start

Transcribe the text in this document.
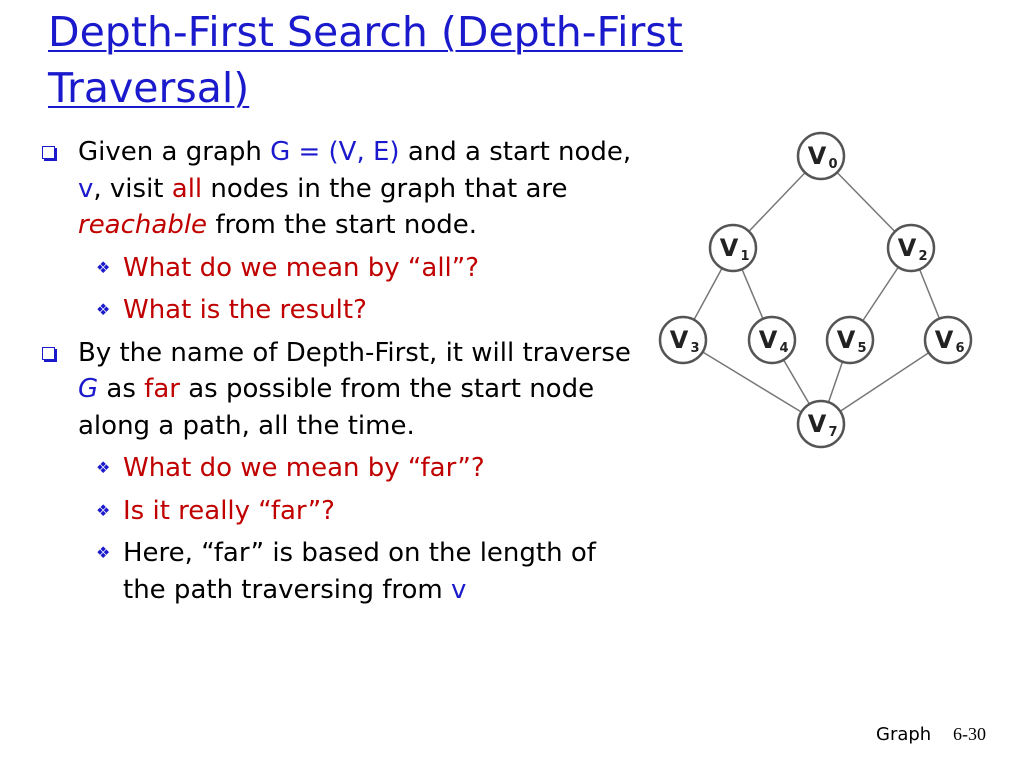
Depth-First Search (Depth-First
Traversal)
Given a graph G = (V, E) and a start node, v, visit all nodes in the graph that are reachable from the start node.
❖ What do we mean by “all”?
❖ What is the result?
By the name of Depth-First, it will traverse G as far as possible from the start node along a path, all the time.
❖ What do we mean by “far”?
❖ Is it really “far”?
❖ Here, “far” is based on the length of the path traversing from v
V 0
V 1	V 2
V 3 V 4 V 5	V 6
V 7
Graph 6-30
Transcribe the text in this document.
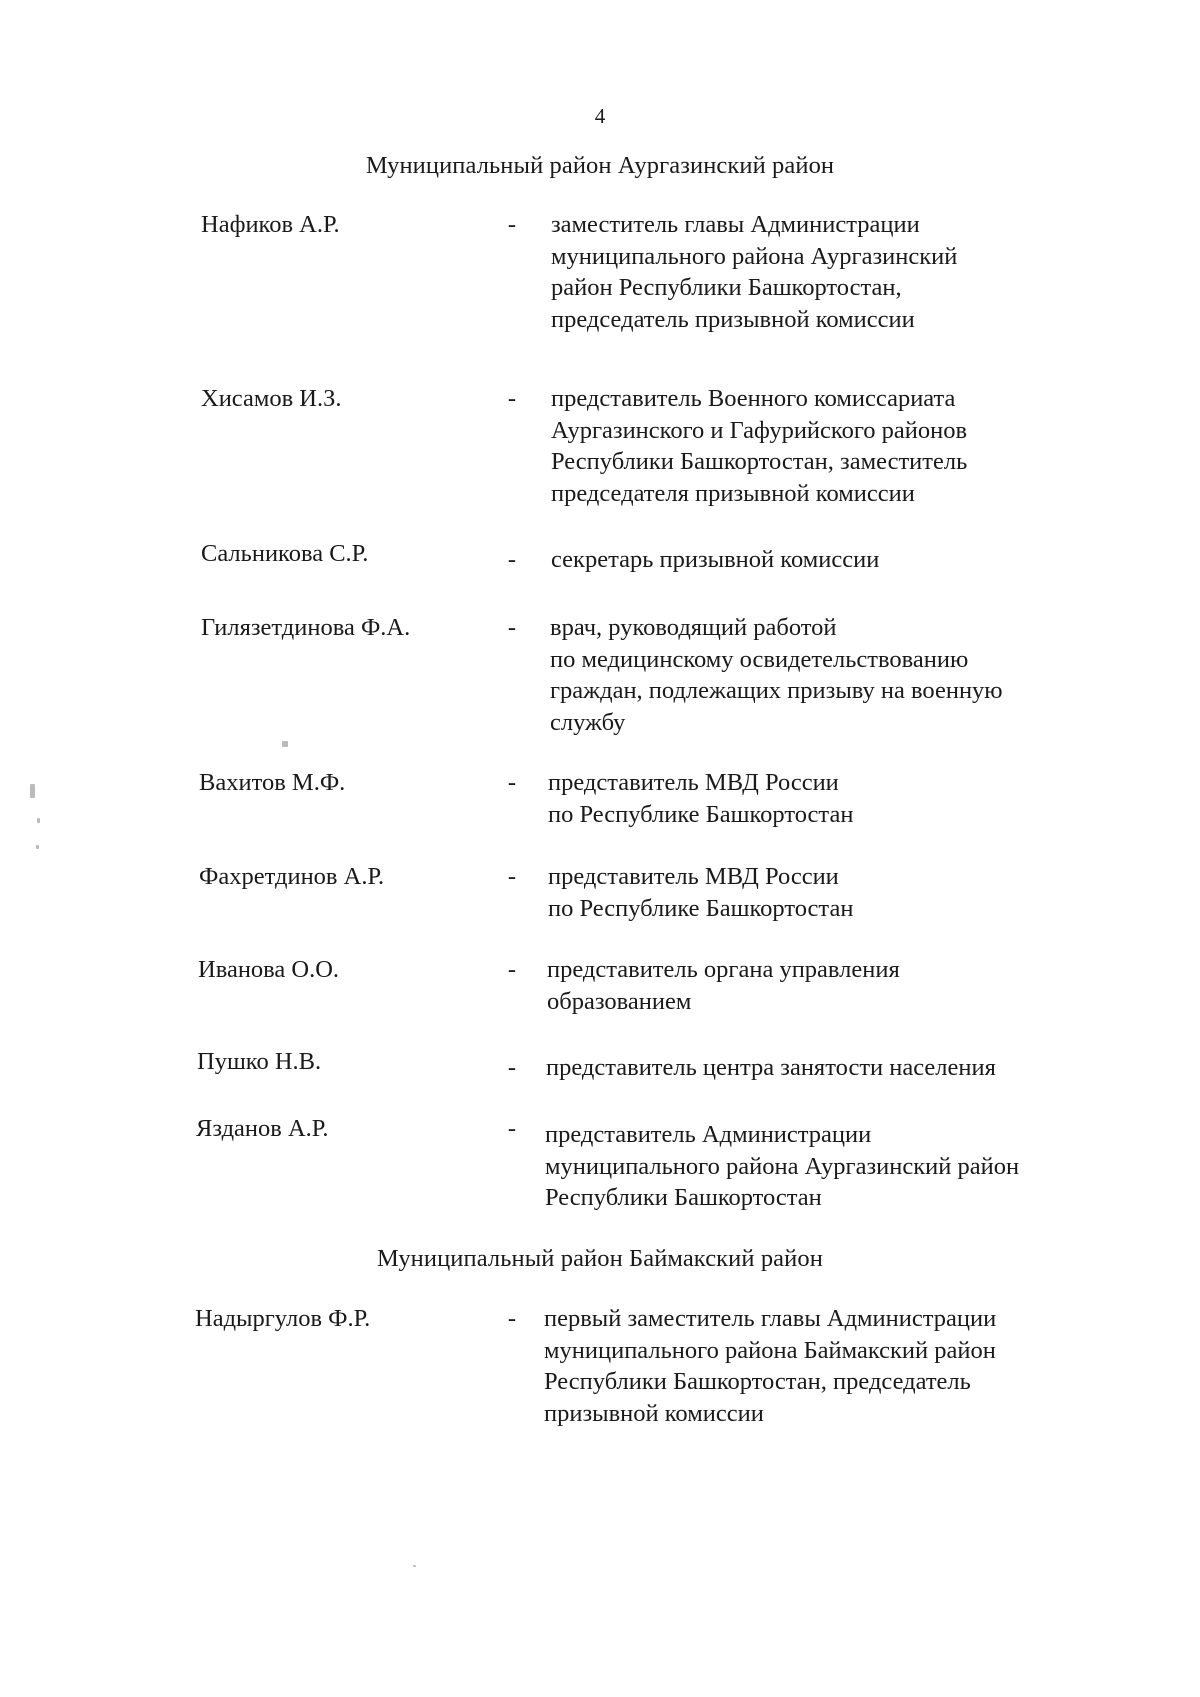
4
Муниципальный район Аургазинский район
Нафиков А.Р.	- заместитель главы Администрации
муниципального района Аургазинский
район Республики Башкортостан,
председатель призывной комиссии
Хисамов И.З.	- представитель Военного комиссариата
Аургазинского и Гафурийского районов
Республики Башкортостан, заместитель
председателя призывной комиссии
Сальникова С.Р.	- секретарь призывной комиссии
Гилязетдинова Ф.А.	- врач, руководящий работой
по медицинскому освидетельствованию
граждан, подлежащих призыву на военную
службу
Вахитов М.Ф.	- представитель МВД России
по Республике Башкортостан
Фахретдинов А.Р.	- представитель МВД России
по Республике Башкортостан
Иванова О.О.	- представитель органа управления
образованием
Пушко Н.В.	- представитель центра занятости населения
Язданов А.Р.	- представитель Администрации
муниципального района Аургазинский район
Республики Башкортостан
Муниципальный район Баймакский район
Надыргулов Ф.Р.	- первый заместитель главы Администрации
муниципального района Баймакский район
Республики Башкортостан, председатель
призывной комиссии
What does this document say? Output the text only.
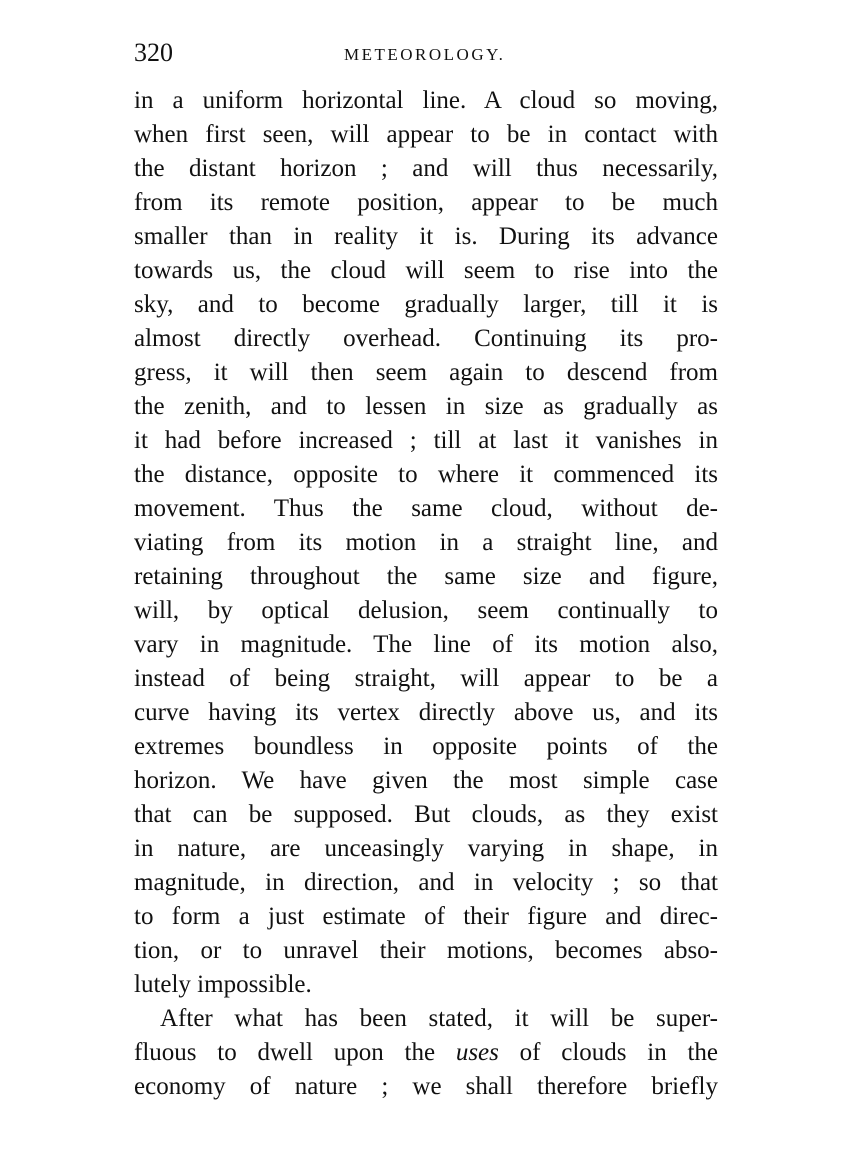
320	METEOROLOGY.
in a uniform horizontal line. A cloud so moving,
when first seen, will appear to be in contact with
the distant horizon ; and will thus necessarily,
from its remote position, appear to be much
smaller than in reality it is. During its advance
towards us, the cloud will seem to rise into the
sky, and to become gradually larger, till it is
almost directly overhead. Continuing its pro-
gress, it will then seem again to descend from
the zenith, and to lessen in size as gradually as
it had before increased ; till at last it vanishes in
the distance, opposite to where it commenced its
movement. Thus the same cloud, without de-
viating from its motion in a straight line, and
retaining throughout the same size and figure,
will, by optical delusion, seem continually to
vary in magnitude. The line of its motion also,
instead of being straight, will appear to be a
curve having its vertex directly above us, and its
extremes boundless in opposite points of the
horizon. We have given the most simple case
that can be supposed. But clouds, as they exist
in nature, are unceasingly varying in shape, in
magnitude, in direction, and in velocity ; so that
to form a just estimate of their figure and direc-
tion, or to unravel their motions, becomes abso-
lutely impossible.
After what has been stated, it will be super-
fluous to dwell upon the uses of clouds in the
economy of nature ; we shall therefore briefly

end

■ What the task asks ■
Leave out the pictures and print every line of the data exactly.

■ Solved exercise ■
Transcribe the text in this document.
Depth-First Search (Depth-First
Traversal)
Given a graph G = (V, E) and a start node, v, visit all nodes in the graph that are reachable from the start node.
❖ What do we mean by “all”?
❖ What is the result?
By the name of Depth-First, it will traverse G as far as possible from the start node along a path, all the time.
❖ What do we mean by “far”?
❖ Is it really “far”?
❖ Here, “far” is based on the length of the path traversing from v
V 0
V 1	V 2
V 3 V 4 V 5	V 6
V 7
Graph 6-30
Transcribe the text in this document.
4
Муниципальный район Аургазинский район
Нафиков А.Р.	- заместитель главы Администрации
муниципального района Аургазинский
район Республики Башкортостан,
председатель призывной комиссии
Хисамов И.З.	- представитель Военного комиссариата
Аургазинского и Гафурийского районов
Республики Башкортостан, заместитель
председателя призывной комиссии
Сальникова С.Р.	- секретарь призывной комиссии
Гилязетдинова Ф.А.	- врач, руководящий работой
по медицинскому освидетельствованию
граждан, подлежащих призыву на военную
службу
Вахитов М.Ф.	- представитель МВД России
по Республике Башкортостан
Фахретдинов А.Р.	- представитель МВД России
по Республике Башкортостан
Иванова О.О.	- представитель органа управления
образованием
Пушко Н.В.	- представитель центра занятости населения
Язданов А.Р.	- представитель Администрации
муниципального района Аургазинский район
Республики Башкортостан
Муниципальный район Баймакский район
Надыргулов Ф.Р.	- первый заместитель главы Администрации
муниципального района Баймакский район
Республики Башкортостан, председатель
призывной комиссии
What does this document say? Output the text only.
320	METEOROLOGY.
in a uniform horizontal line. A cloud so moving,
when first seen, will appear to be in contact with
the distant horizon ; and will thus necessarily,
from its remote position, appear to be much
smaller than in reality it is. During its advance
towards us, the cloud will seem to rise into the
sky, and to become gradually larger, till it is
almost directly overhead. Continuing its pro-
gress, it will then seem again to descend from
the zenith, and to lessen in size as gradually as
it had before increased ; till at last it vanishes in
the distance, opposite to where it commenced its
movement. Thus the same cloud, without de-
viating from its motion in a straight line, and
retaining throughout the same size and figure,
will, by optical delusion, seem continually to
vary in magnitude. The line of its motion also,
instead of being straight, will appear to be a
curve having its vertex directly above us, and its
extremes boundless in opposite points of the
horizon. We have given the most simple case
that can be supposed. But clouds, as they exist
in nature, are unceasingly varying in shape, in
magnitude, in direction, and in velocity ; so that
to form a just estimate of their figure and direc-
tion, or to unravel their motions, becomes abso-
lutely impossible.
After what has been stated, it will be super-
fluous to dwell upon the uses of clouds in the
economy of nature ; we shall therefore briefly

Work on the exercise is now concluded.